• _Items_:
^^^^^^^^^^^^^^^^
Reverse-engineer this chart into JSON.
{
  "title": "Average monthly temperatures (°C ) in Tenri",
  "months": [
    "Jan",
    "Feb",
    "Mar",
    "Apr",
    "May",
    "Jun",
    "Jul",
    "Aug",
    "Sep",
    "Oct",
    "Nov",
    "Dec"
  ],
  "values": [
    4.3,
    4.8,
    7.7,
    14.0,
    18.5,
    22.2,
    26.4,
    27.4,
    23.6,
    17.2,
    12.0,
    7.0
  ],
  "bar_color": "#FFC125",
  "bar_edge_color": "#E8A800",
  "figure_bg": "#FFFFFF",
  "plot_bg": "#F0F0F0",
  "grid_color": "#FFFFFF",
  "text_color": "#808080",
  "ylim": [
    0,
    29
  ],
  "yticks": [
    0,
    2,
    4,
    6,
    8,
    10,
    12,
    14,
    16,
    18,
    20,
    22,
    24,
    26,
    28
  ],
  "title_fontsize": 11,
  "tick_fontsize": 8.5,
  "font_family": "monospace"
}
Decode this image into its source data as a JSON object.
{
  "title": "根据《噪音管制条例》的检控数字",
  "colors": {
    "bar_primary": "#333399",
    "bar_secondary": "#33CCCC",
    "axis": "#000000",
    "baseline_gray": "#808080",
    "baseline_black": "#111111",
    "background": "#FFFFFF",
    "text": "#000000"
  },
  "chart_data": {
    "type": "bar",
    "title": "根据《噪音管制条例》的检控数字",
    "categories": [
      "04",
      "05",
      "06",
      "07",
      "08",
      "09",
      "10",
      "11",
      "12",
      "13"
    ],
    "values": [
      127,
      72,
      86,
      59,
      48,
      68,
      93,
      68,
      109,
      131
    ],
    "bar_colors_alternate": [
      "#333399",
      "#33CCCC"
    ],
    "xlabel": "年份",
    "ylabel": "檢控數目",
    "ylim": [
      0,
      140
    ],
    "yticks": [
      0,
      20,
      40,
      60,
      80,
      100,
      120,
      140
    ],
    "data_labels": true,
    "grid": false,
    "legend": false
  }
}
^^^^^^^^^^^^^^^^
• _Exercise_:
Extract every line from the records above that contains the word "的检控数字".

• _Result for this task_:
  "title": "根据《噪音管制条例》的检控数字",
    "title": "根据《噪音管制条例》的检控数字",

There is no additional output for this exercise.